Each line that follows should be printed again exactly as it stands.

start Stored records

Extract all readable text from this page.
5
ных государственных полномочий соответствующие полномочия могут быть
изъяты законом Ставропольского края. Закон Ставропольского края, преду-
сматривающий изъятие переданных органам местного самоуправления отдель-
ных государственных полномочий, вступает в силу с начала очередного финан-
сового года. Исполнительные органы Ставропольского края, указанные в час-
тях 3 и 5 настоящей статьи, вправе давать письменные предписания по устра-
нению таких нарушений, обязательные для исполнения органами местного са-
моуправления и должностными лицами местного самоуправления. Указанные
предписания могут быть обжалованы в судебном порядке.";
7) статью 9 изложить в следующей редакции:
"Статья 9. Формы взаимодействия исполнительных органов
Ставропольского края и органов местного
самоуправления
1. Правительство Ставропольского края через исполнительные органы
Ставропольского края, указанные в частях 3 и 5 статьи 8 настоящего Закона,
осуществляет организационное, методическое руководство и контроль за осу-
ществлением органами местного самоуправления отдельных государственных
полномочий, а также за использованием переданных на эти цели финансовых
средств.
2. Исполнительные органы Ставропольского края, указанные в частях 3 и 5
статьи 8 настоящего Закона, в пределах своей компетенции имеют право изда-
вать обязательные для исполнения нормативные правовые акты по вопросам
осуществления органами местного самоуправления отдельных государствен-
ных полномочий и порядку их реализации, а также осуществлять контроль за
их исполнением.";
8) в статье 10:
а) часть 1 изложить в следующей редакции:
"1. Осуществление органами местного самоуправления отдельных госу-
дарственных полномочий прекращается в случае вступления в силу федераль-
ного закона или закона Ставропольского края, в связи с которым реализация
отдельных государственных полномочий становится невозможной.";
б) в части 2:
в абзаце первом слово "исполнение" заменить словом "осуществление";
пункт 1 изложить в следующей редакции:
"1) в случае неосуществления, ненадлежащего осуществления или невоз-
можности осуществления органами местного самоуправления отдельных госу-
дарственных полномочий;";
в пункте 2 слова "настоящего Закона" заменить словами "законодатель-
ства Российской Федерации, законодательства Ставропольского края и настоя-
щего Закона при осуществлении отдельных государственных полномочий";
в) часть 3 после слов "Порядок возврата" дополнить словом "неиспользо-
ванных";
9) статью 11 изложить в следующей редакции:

end Stored records

- Result of this exercise
Extract all readable text from this page.
5
ных государственных полномочий соответствующие полномочия могут быть
изъяты законом Ставропольского края. Закон Ставропольского края, преду-
сматривающий изъятие переданных органам местного самоуправления отдель-
ных государственных полномочий, вступает в силу с начала очередного финан-
сового года. Исполнительные органы Ставропольского края, указанные в час-
тях 3 и 5 настоящей статьи, вправе давать письменные предписания по устра-
нению таких нарушений, обязательные для исполнения органами местного са-
моуправления и должностными лицами местного самоуправления. Указанные
предписания могут быть обжалованы в судебном порядке.";
7) статью 9 изложить в следующей редакции:
"Статья 9. Формы взаимодействия исполнительных органов
Ставропольского края и органов местного
самоуправления
1. Правительство Ставропольского края через исполнительные органы
Ставропольского края, указанные в частях 3 и 5 статьи 8 настоящего Закона,
осуществляет организационное, методическое руководство и контроль за осу-
ществлением органами местного самоуправления отдельных государственных
полномочий, а также за использованием переданных на эти цели финансовых
средств.
2. Исполнительные органы Ставропольского края, указанные в частях 3 и 5
статьи 8 настоящего Закона, в пределах своей компетенции имеют право изда-
вать обязательные для исполнения нормативные правовые акты по вопросам
осуществления органами местного самоуправления отдельных государствен-
ных полномочий и порядку их реализации, а также осуществлять контроль за
их исполнением.";
8) в статье 10:
а) часть 1 изложить в следующей редакции:
"1. Осуществление органами местного самоуправления отдельных госу-
дарственных полномочий прекращается в случае вступления в силу федераль-
ного закона или закона Ставропольского края, в связи с которым реализация
отдельных государственных полномочий становится невозможной.";
б) в части 2:
в абзаце первом слово "исполнение" заменить словом "осуществление";
пункт 1 изложить в следующей редакции:
"1) в случае неосуществления, ненадлежащего осуществления или невоз-
можности осуществления органами местного самоуправления отдельных госу-
дарственных полномочий;";
в пункте 2 слова "настоящего Закона" заменить словами "законодатель-
ства Российской Федерации, законодательства Ставропольского края и настоя-
щего Закона при осуществлении отдельных государственных полномочий";
в) часть 3 после слов "Порядок возврата" дополнить словом "неиспользо-
ванных";
9) статью 11 изложить в следующей редакции:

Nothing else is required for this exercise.